-- TASK --
Only the lines from the one containing "Extract the structured" through the end of the entries should be returned, exactly as they are, with the pictures omitted.

(Dataset entries)
======
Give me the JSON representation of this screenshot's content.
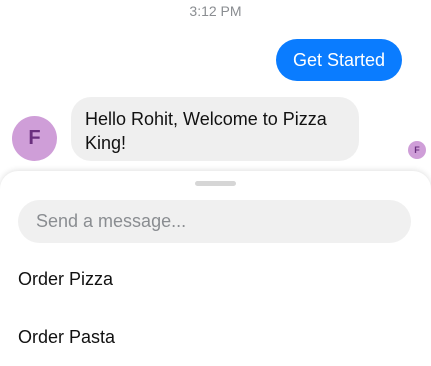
{
  "conversation": {
    "timestamp": "3:12 PM",
    "outgoing_message": "Get Started",
    "bot_avatar_letter": "F",
    "incoming_message": "Hello Rohit, Welcome to Pizza King!",
    "seen_avatar_letter": "F"
  },
  "composer": {
    "placeholder": "Send a message...",
    "quick_replies": [
      "Order Pizza",
      "Order Pasta"
    ]
  },
  "colors": {
    "accent": "#0a7cff",
    "avatar_bg": "#cf9ed8",
    "incoming_bubble": "#efefef"
  },
  "icons": {
    "avatar": "letter-avatar",
    "seen_indicator": "letter-avatar-small"
  }
}
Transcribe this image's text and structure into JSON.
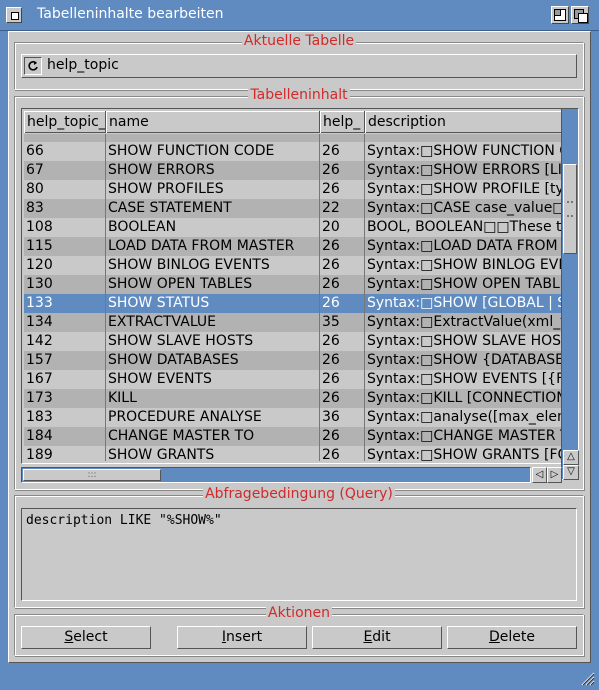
{
  "window": {
    "title": "Tabelleninhalte bearbeiten"
  },
  "current_table": {
    "group_title": "Aktuelle Tabelle",
    "value": "help_topic"
  },
  "table_content": {
    "group_title": "Tabelleninhalt",
    "columns": [
      "help_topic_",
      "name",
      "help_",
      "description"
    ],
    "partial_top_row": [
      "",
      "",
      "",
      ""
    ],
    "rows": [
      [
        "66",
        "SHOW FUNCTION CODE",
        "26",
        "Syntax:□SHOW FUNCTION C"
      ],
      [
        "67",
        "SHOW ERRORS",
        "26",
        "Syntax:□SHOW ERRORS [LI"
      ],
      [
        "80",
        "SHOW PROFILES",
        "26",
        "Syntax:□SHOW PROFILE [typ"
      ],
      [
        "83",
        "CASE STATEMENT",
        "22",
        "Syntax:□CASE case_value□"
      ],
      [
        "108",
        "BOOLEAN",
        "20",
        "BOOL, BOOLEAN□□These t"
      ],
      [
        "115",
        "LOAD DATA FROM MASTER",
        "26",
        "Syntax:□LOAD DATA FROM"
      ],
      [
        "120",
        "SHOW BINLOG EVENTS",
        "26",
        "Syntax:□SHOW BINLOG EVE"
      ],
      [
        "130",
        "SHOW OPEN TABLES",
        "26",
        "Syntax:□SHOW OPEN TABLI"
      ],
      [
        "133",
        "SHOW STATUS",
        "26",
        "Syntax:□SHOW [GLOBAL | S"
      ],
      [
        "134",
        "EXTRACTVALUE",
        "35",
        "Syntax:□ExtractValue(xml_fr"
      ],
      [
        "142",
        "SHOW SLAVE HOSTS",
        "26",
        "Syntax:□SHOW SLAVE HOST"
      ],
      [
        "157",
        "SHOW DATABASES",
        "26",
        "Syntax:□SHOW {DATABASE"
      ],
      [
        "167",
        "SHOW EVENTS",
        "26",
        "Syntax:□SHOW EVENTS [{F"
      ],
      [
        "173",
        "KILL",
        "26",
        "Syntax:□KILL [CONNECTION"
      ],
      [
        "183",
        "PROCEDURE ANALYSE",
        "36",
        "Syntax:□analyse([max_elem"
      ],
      [
        "184",
        "CHANGE MASTER TO",
        "26",
        "Syntax:□CHANGE MASTER T"
      ],
      [
        "189",
        "SHOW GRANTS",
        "26",
        "Syntax:□SHOW GRANTS [FC"
      ]
    ],
    "selected_row_id": "133"
  },
  "query": {
    "group_title": "Abfragebedingung (Query)",
    "value": "description LIKE \"%SHOW%\""
  },
  "actions": {
    "group_title": "Aktionen",
    "select_label": "Select",
    "insert_label": "Insert",
    "edit_label": "Edit",
    "delete_label": "Delete"
  },
  "colors": {
    "accent": "#5f8bc0",
    "panel": "#c9c9c9",
    "group_title": "#d12a2a"
  }
}
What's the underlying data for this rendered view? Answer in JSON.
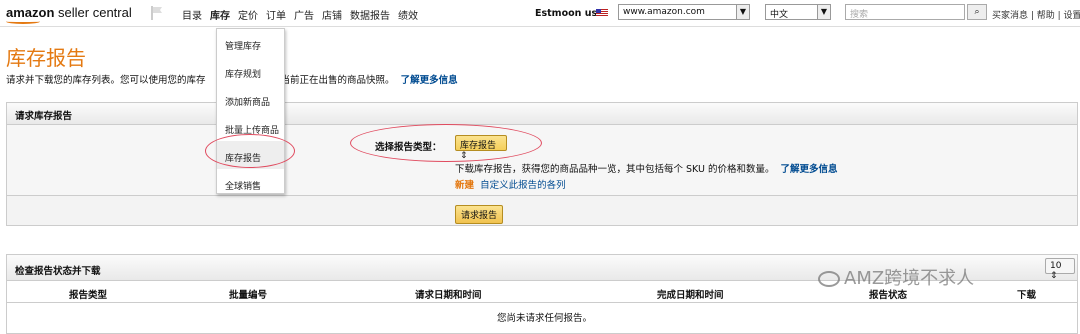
{
  "header": {
    "logo_main": "amazon",
    "logo_sub": "seller central",
    "nav": [
      "目录",
      "库存",
      "定价",
      "订单",
      "广告",
      "店铺",
      "数据报告",
      "绩效"
    ],
    "active_nav": "库存",
    "user": "Estmoon us",
    "marketplace": "www.amazon.com",
    "language": "中文",
    "search_placeholder": "搜索",
    "links": "买家消息 | 帮助 | 设置"
  },
  "menu": {
    "items": [
      "管理库存",
      "库存规划",
      "添加新商品",
      "批量上传商品",
      "库存报告",
      "全球销售"
    ],
    "highlighted": "库存报告"
  },
  "page": {
    "title": "库存报告",
    "description": "请求并下载您的库存列表。您可以使用您的库存",
    "description_end": "当前正在出售的商品快照。",
    "learn_more": "了解更多信息"
  },
  "request_panel": {
    "title": "请求库存报告",
    "type_label": "选择报告类型：",
    "type_value": "库存报告",
    "help_text": "下载库存报告，获得您的商品品种一览，其中包括每个 SKU 的价格和数量。",
    "help_link": "了解更多信息",
    "new_badge": "新建",
    "custom_link": "自定义此报告的各列",
    "submit_label": "请求报告"
  },
  "status_panel": {
    "title": "检查报告状态并下载",
    "per_page": "10",
    "columns": [
      "报告类型",
      "批量编号",
      "请求日期和时间",
      "完成日期和时间",
      "报告状态",
      "下载"
    ],
    "empty_text": "您尚未请求任何报告。"
  },
  "watermark": "AMZ跨境不求人",
  "colors": {
    "accent": "#e47911",
    "link": "#004b91",
    "annotation": "#e04b5f"
  }
}
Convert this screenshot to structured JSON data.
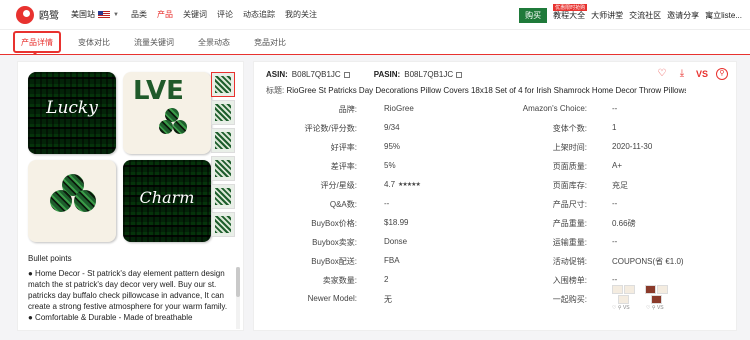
{
  "topbar": {
    "brand": "鸥鹭",
    "site": "美国站",
    "nav": [
      "品类",
      "产品",
      "关键词",
      "评论",
      "动态追踪",
      "我的关注"
    ],
    "active_nav": "产品",
    "buy_label": "购买",
    "badge": "优惠限时抢购",
    "right_links": [
      "教程大全",
      "大师讲堂",
      "交流社区",
      "邀请分享",
      "寓立liste..."
    ]
  },
  "tabs": [
    "产品详情",
    "变体对比",
    "流量关键词",
    "全景动态",
    "竞品对比"
  ],
  "left": {
    "pillow_texts": [
      "Lucky",
      "LVE",
      "Charm"
    ],
    "bullets_title": "Bullet points",
    "bullets": [
      "● Home Decor - St patrick's day element pattern design match the st patrick's day decor very well. Buy our st. patricks day buffalo check pillowcase in advance, It can create a strong festive atmosphere for your warm family.",
      "● Comfortable & Durable - Made of breathable"
    ]
  },
  "right": {
    "asin_label": "ASIN:",
    "asin": "B08L7QB1JC",
    "pasin_label": "PASIN:",
    "pasin": "B08L7QB1JC",
    "title_label": "标题:",
    "title": "RioGree St Patricks Day Decorations Pillow Covers 18x18 Set of 4 for Irish Shamrock Home Decor Throw Pillows ...",
    "actions": [
      "heart-icon",
      "download-icon",
      "vs-icon",
      "link-icon"
    ],
    "vs_label": "VS",
    "left_col": [
      {
        "k": "品牌:",
        "v": "RioGree"
      },
      {
        "k": "评论数/评分数:",
        "v": "9/34"
      },
      {
        "k": "好评率:",
        "v": "95%"
      },
      {
        "k": "差评率:",
        "v": "5%"
      },
      {
        "k": "评分/星级:",
        "v": "4.7",
        "stars": "★★★★★"
      },
      {
        "k": "Q&A数:",
        "v": "--"
      },
      {
        "k": "BuyBox价格:",
        "v": "$18.99"
      },
      {
        "k": "Buybox卖家:",
        "v": "Donse"
      },
      {
        "k": "BuyBox配送:",
        "v": "FBA"
      },
      {
        "k": "卖家数量:",
        "v": "2"
      },
      {
        "k": "Newer Model:",
        "v": "无"
      }
    ],
    "right_col": [
      {
        "k": "Amazon's Choice:",
        "v": "--"
      },
      {
        "k": "变体个数:",
        "v": "1"
      },
      {
        "k": "上架时间:",
        "v": "2020-11-30"
      },
      {
        "k": "页面质量:",
        "v": "A+"
      },
      {
        "k": "页面库存:",
        "v": "充足"
      },
      {
        "k": "产品尺寸:",
        "v": "--"
      },
      {
        "k": "产品重量:",
        "v": "0.66磅"
      },
      {
        "k": "运输重量:",
        "v": "--"
      },
      {
        "k": "活动促销:",
        "v": "COUPONS(省 €1.0)"
      },
      {
        "k": "入围榜单:",
        "v": "--"
      },
      {
        "k": "一起购买:",
        "v": ""
      }
    ],
    "bought_together_icons": [
      "heart-icon",
      "link-icon",
      "vs-icon",
      "vs-label"
    ],
    "bought_together_vs": "VS"
  }
}
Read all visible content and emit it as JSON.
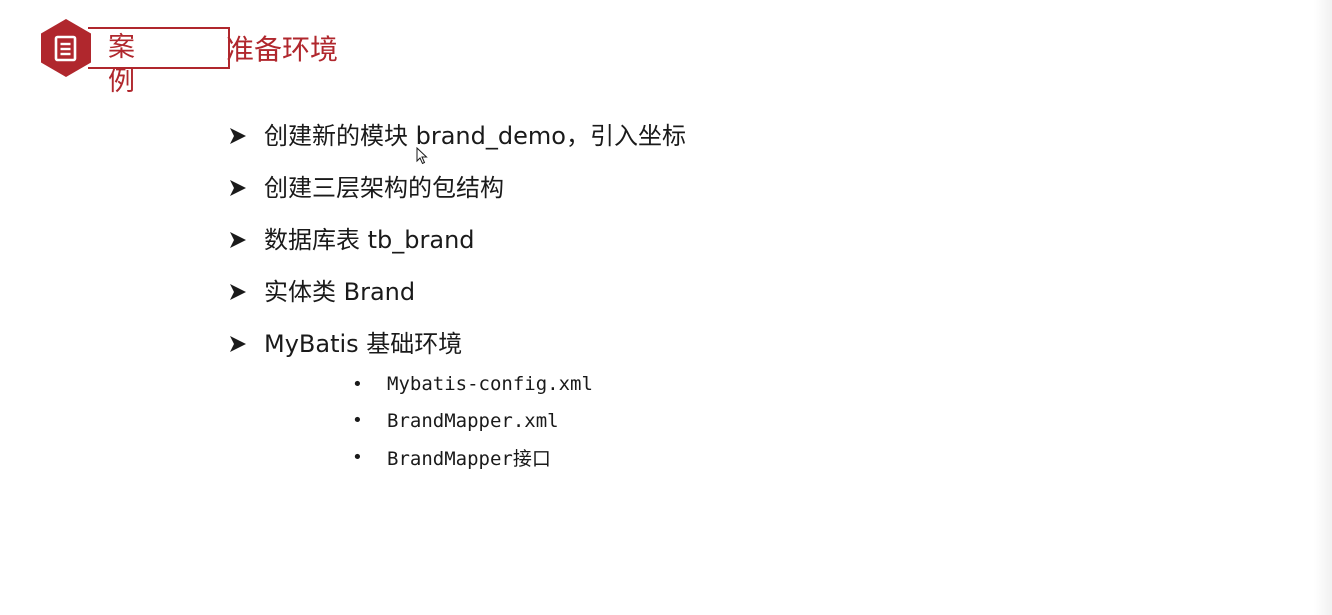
{
  "header": {
    "tag_label": "案例",
    "title": "准备环境",
    "badge_icon": "document-icon",
    "accent_color": "#b0272d"
  },
  "bullets": [
    {
      "text": "创建新的模块 brand_demo，引入坐标"
    },
    {
      "text": "创建三层架构的包结构"
    },
    {
      "text": "数据库表 tb_brand"
    },
    {
      "text": "实体类 Brand"
    },
    {
      "text": "MyBatis 基础环境"
    }
  ],
  "sub_bullets": [
    {
      "text": "Mybatis-config.xml"
    },
    {
      "text": "BrandMapper.xml"
    },
    {
      "text": "BrandMapper接口"
    }
  ]
}
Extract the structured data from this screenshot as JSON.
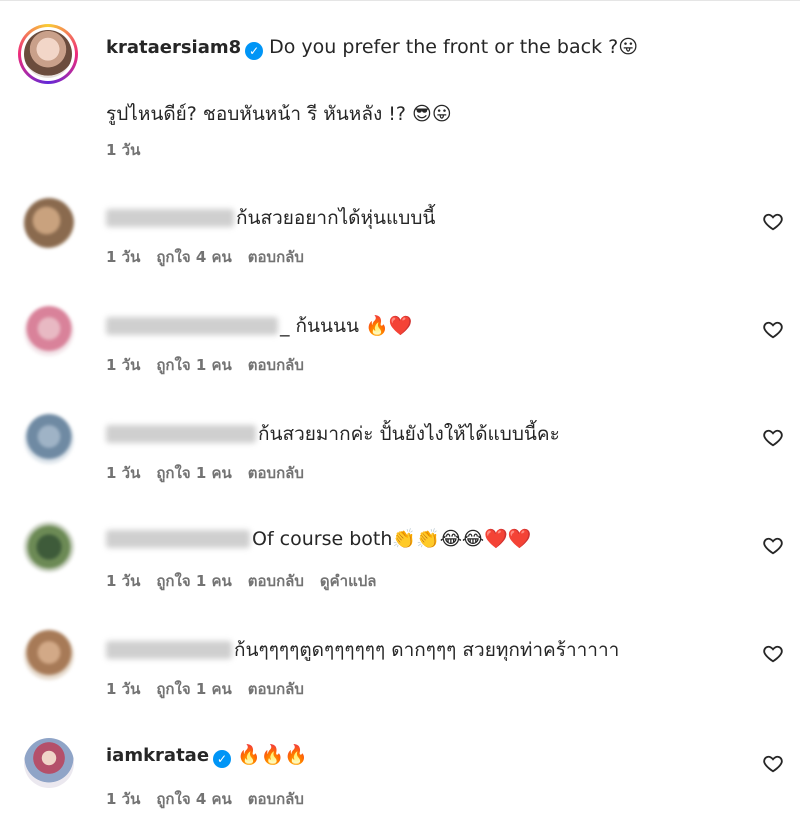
{
  "post": {
    "username": "krataersiam8",
    "caption_line1": "Do you prefer the front or the back ?😛",
    "caption_line2": "รูปไหนดีย์? ชอบหันหน้า รี หันหลัง !? 😎😛",
    "time": "1 วัน"
  },
  "comments": [
    {
      "text": "ก้นสวยอยากได้หุ่นแบบนี้",
      "time": "1 วัน",
      "likes": "ถูกใจ 4 คน",
      "reply": "ตอบกลับ"
    },
    {
      "text": "_ ก้นนนน 🔥❤️",
      "time": "1 วัน",
      "likes": "ถูกใจ 1 คน",
      "reply": "ตอบกลับ"
    },
    {
      "text": "ก้นสวยมากค่ะ ปั้นยังไงให้ได้แบบนี้คะ",
      "time": "1 วัน",
      "likes": "ถูกใจ 1 คน",
      "reply": "ตอบกลับ"
    },
    {
      "text": "Of course both👏👏😂😂❤️❤️",
      "time": "1 วัน",
      "likes": "ถูกใจ 1 คน",
      "reply": "ตอบกลับ",
      "translate": "ดูคำแปล"
    },
    {
      "text": "ก้นๆๆๆๆตูดๆๆๆๆๆๆ ดากๆๆๆ สวยทุกท่าคร้าาาาา",
      "time": "1 วัน",
      "likes": "ถูกใจ 1 คน",
      "reply": "ตอบกลับ"
    },
    {
      "username": "iamkratae",
      "text": "🔥🔥🔥",
      "time": "1 วัน",
      "likes": "ถูกใจ 4 คน",
      "reply": "ตอบกลับ"
    }
  ],
  "icons": {
    "verified": "verified-badge-icon",
    "like": "heart-outline-icon"
  },
  "colors": {
    "verified": "#0095f6",
    "meta": "#737373",
    "text": "#262626"
  }
}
======
-- FULL SOLUTION --
Extract the structured data from this screenshot as JSON.
{
  "post": {
    "username": "krataersiam8",
    "caption_line1": "Do you prefer the front or the back ?😛",
    "caption_line2": "รูปไหนดีย์? ชอบหันหน้า รี หันหลัง !? 😎😛",
    "time": "1 วัน"
  },
  "comments": [
    {
      "text": "ก้นสวยอยากได้หุ่นแบบนี้",
      "time": "1 วัน",
      "likes": "ถูกใจ 4 คน",
      "reply": "ตอบกลับ"
    },
    {
      "text": "_ ก้นนนน 🔥❤️",
      "time": "1 วัน",
      "likes": "ถูกใจ 1 คน",
      "reply": "ตอบกลับ"
    },
    {
      "text": "ก้นสวยมากค่ะ ปั้นยังไงให้ได้แบบนี้คะ",
      "time": "1 วัน",
      "likes": "ถูกใจ 1 คน",
      "reply": "ตอบกลับ"
    },
    {
      "text": "Of course both👏👏😂😂❤️❤️",
      "time": "1 วัน",
      "likes": "ถูกใจ 1 คน",
      "reply": "ตอบกลับ",
      "translate": "ดูคำแปล"
    },
    {
      "text": "ก้นๆๆๆๆตูดๆๆๆๆๆๆ ดากๆๆๆ สวยทุกท่าคร้าาาาา",
      "time": "1 วัน",
      "likes": "ถูกใจ 1 คน",
      "reply": "ตอบกลับ"
    },
    {
      "username": "iamkratae",
      "text": "🔥🔥🔥",
      "time": "1 วัน",
      "likes": "ถูกใจ 4 คน",
      "reply": "ตอบกลับ"
    }
  ],
  "icons": {
    "verified": "verified-badge-icon",
    "like": "heart-outline-icon"
  },
  "colors": {
    "verified": "#0095f6",
    "meta": "#737373",
    "text": "#262626"
  }
}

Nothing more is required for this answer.